- _Provided entries_
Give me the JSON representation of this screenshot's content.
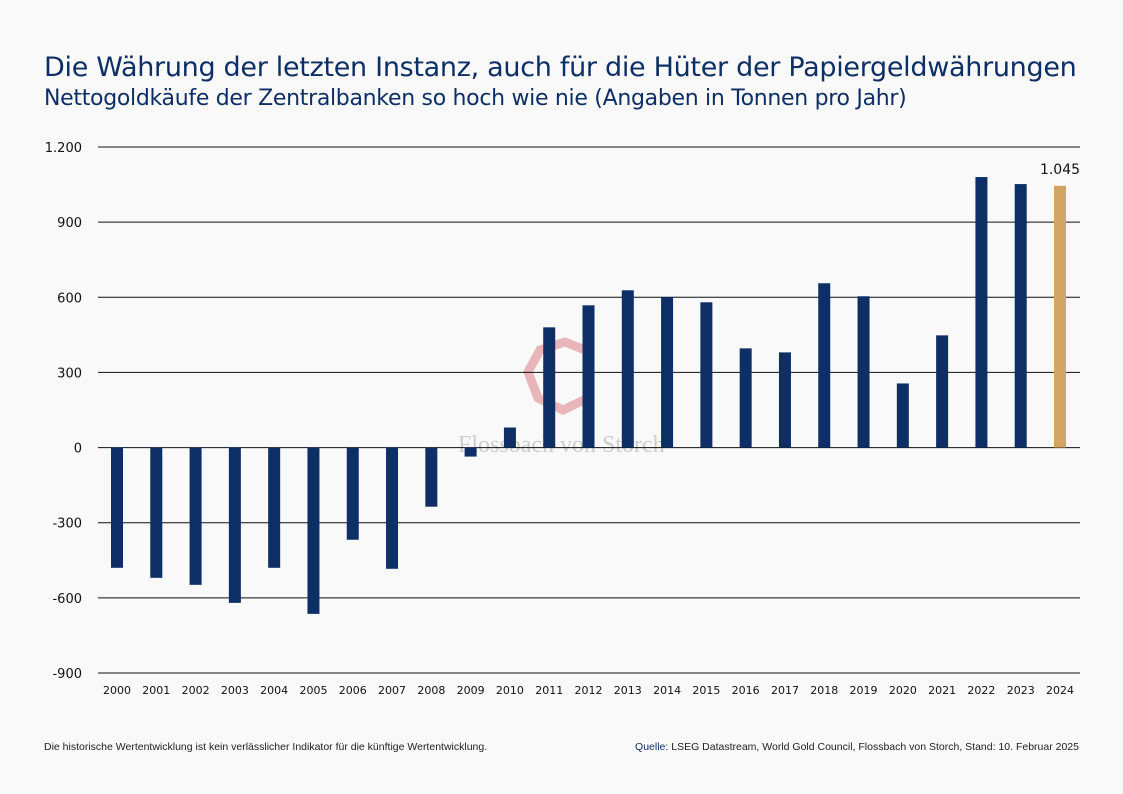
{
  "header": {
    "title": "Die Währung der letzten Instanz, auch für die Hüter der Papiergeldwährungen",
    "subtitle": "Nettogoldkäufe der Zentralbanken so hoch wie nie (Angaben in Tonnen pro Jahr)"
  },
  "footer": {
    "disclaimer": "Die historische Wertentwicklung ist kein verlässlicher Indikator für die künftige Wertentwicklung.",
    "source_label": "Quelle:",
    "source": " LSEG Datastream, World Gold Council, Flossbach von Storch, Stand: 10. Februar 2025"
  },
  "watermark": "Flossbach von Storch",
  "colors": {
    "bar": "#0d2f66",
    "highlight": "#d4a462",
    "watermark": "#e3a5a8"
  },
  "chart_data": {
    "type": "bar",
    "categories": [
      "2000",
      "2001",
      "2002",
      "2003",
      "2004",
      "2005",
      "2006",
      "2007",
      "2008",
      "2009",
      "2010",
      "2011",
      "2012",
      "2013",
      "2014",
      "2015",
      "2016",
      "2017",
      "2018",
      "2019",
      "2020",
      "2021",
      "2022",
      "2023",
      "2024"
    ],
    "values": [
      -480,
      -520,
      -548,
      -620,
      -480,
      -664,
      -368,
      -484,
      -236,
      -36,
      80,
      480,
      568,
      628,
      600,
      580,
      396,
      380,
      656,
      604,
      256,
      448,
      1080,
      1052,
      1045
    ],
    "highlight_index": 24,
    "data_labels": [
      {
        "category": "2024",
        "text": "1.045"
      }
    ],
    "ylim": [
      -900,
      1200
    ],
    "yticks": [
      {
        "v": 1200,
        "t": "1.200"
      },
      {
        "v": 900,
        "t": "900"
      },
      {
        "v": 600,
        "t": "600"
      },
      {
        "v": 300,
        "t": "300"
      },
      {
        "v": 0,
        "t": "0"
      },
      {
        "v": -300,
        "t": "-300"
      },
      {
        "v": -600,
        "t": "-600"
      },
      {
        "v": -900,
        "t": "-900"
      }
    ],
    "grid": true
  }
}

- _Your task_
Go through the data above and find the lines with the word "watermark". Copy each of those lines.

- _Response to the exercise_
  "watermark": "Flossbach von Storch",
    "watermark": "#e3a5a8"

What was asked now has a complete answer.